**Task statement:** Filter the entries, keeping every line with the word "doll".
______
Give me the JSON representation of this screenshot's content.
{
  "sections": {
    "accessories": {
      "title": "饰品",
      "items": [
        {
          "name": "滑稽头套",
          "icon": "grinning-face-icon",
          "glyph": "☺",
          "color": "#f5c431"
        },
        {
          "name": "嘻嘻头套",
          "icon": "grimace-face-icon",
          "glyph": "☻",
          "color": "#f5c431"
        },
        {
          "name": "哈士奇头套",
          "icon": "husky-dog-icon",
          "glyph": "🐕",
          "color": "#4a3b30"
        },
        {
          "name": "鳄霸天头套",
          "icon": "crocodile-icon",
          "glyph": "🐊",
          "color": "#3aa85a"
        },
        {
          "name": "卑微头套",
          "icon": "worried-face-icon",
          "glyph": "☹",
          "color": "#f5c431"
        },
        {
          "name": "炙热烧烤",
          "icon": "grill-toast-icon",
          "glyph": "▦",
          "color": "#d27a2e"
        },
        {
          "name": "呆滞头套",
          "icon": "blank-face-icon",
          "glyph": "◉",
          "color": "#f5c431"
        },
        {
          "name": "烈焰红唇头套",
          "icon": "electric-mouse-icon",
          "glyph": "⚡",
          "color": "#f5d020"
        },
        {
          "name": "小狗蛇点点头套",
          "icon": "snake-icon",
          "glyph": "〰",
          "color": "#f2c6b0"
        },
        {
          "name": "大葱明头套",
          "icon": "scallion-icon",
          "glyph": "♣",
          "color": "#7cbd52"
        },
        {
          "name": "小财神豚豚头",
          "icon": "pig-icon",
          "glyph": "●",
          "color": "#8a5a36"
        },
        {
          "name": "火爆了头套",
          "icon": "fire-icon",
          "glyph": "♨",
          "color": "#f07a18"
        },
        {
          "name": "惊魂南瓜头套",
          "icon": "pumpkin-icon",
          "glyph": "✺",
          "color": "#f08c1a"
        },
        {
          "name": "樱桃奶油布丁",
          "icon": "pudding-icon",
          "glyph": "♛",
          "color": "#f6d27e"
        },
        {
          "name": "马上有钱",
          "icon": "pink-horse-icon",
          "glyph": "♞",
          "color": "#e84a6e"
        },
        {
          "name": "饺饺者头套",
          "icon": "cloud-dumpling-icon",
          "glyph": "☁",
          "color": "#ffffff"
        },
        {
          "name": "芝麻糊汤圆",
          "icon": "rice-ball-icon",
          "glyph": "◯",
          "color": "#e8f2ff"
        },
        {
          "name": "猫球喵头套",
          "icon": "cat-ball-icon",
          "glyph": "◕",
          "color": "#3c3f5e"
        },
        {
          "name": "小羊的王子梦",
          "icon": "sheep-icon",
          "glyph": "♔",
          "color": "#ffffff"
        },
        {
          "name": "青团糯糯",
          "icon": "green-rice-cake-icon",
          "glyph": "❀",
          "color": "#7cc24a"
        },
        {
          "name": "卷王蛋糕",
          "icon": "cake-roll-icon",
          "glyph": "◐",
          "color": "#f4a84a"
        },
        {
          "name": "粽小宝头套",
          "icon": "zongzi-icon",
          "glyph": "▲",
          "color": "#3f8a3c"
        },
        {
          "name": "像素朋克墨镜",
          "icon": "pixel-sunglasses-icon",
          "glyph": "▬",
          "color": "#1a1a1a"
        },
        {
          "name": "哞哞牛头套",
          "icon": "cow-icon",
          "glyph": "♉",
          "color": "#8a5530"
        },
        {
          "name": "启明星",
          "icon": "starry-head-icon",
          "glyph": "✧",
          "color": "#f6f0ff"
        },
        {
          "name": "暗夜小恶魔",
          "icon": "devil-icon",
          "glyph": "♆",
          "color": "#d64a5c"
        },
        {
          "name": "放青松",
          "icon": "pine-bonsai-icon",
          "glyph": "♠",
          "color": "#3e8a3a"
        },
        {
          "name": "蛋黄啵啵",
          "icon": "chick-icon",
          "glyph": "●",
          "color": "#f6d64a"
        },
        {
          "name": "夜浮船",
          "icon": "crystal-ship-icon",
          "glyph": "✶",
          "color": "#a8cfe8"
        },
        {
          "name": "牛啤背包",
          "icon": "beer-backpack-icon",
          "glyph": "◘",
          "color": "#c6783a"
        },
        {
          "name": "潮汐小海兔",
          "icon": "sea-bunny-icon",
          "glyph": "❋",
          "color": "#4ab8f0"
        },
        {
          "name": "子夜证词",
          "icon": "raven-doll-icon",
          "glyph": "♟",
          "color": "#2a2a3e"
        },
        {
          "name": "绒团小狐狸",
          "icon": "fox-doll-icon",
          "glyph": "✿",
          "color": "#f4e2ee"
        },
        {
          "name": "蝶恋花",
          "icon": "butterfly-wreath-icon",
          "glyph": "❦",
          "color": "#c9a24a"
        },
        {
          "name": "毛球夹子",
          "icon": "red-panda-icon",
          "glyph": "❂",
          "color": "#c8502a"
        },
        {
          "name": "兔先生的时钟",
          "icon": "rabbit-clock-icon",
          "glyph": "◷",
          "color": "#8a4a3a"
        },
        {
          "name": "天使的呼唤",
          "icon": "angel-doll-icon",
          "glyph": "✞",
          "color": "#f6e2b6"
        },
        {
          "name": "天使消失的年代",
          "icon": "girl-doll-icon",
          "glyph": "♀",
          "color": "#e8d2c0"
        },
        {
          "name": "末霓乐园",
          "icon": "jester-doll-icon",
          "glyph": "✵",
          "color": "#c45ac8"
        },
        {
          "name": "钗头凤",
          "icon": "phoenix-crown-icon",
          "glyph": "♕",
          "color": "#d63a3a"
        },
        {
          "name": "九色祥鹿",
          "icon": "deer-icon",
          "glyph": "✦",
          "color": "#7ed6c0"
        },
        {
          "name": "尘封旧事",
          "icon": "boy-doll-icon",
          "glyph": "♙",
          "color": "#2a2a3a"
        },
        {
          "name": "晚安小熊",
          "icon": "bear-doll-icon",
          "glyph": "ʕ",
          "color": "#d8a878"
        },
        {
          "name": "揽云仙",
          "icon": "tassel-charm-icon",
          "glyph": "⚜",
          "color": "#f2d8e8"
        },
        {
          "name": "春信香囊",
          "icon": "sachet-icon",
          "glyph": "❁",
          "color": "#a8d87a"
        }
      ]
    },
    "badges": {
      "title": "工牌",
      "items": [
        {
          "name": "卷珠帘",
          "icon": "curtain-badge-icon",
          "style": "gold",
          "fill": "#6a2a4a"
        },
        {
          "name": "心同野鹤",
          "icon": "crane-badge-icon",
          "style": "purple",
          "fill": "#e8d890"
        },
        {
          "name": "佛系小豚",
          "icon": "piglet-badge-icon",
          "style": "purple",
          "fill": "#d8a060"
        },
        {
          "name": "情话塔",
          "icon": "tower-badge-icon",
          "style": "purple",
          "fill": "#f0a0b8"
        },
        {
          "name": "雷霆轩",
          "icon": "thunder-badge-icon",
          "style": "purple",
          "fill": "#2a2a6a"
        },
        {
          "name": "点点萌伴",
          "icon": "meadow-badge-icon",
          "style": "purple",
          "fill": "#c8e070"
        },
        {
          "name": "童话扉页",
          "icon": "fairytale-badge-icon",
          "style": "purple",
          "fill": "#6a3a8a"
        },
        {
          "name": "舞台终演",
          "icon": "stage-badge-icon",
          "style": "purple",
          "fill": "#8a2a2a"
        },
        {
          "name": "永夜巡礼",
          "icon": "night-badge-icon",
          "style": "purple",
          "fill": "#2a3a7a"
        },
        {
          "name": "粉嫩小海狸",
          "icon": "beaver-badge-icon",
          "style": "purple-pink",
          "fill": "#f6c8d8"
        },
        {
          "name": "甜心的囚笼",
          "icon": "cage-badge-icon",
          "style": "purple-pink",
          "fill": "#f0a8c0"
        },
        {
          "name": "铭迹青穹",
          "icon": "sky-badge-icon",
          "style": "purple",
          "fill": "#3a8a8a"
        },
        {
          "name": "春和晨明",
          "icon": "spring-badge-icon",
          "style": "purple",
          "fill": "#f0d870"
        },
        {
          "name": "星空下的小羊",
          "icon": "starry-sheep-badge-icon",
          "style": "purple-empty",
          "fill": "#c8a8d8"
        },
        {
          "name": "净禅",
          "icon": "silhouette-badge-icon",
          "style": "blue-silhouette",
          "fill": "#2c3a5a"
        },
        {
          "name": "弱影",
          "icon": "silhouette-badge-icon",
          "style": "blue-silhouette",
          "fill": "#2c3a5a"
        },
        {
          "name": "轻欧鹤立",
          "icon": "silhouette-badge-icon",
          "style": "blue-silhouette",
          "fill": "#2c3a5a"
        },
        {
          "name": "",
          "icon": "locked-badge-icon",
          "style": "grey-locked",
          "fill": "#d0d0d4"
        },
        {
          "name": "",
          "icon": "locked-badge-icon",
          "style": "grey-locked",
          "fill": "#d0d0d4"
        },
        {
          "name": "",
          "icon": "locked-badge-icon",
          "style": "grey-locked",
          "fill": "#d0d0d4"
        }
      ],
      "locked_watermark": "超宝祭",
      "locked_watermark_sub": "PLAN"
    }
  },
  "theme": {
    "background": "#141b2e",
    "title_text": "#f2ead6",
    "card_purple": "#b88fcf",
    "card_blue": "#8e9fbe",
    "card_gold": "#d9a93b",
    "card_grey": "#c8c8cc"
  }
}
______
**Problem solution:**
          "icon": "raven-doll-icon",
          "icon": "fox-doll-icon",
          "icon": "angel-doll-icon",
          "icon": "girl-doll-icon",
          "icon": "jester-doll-icon",
          "icon": "boy-doll-icon",
          "icon": "bear-doll-icon",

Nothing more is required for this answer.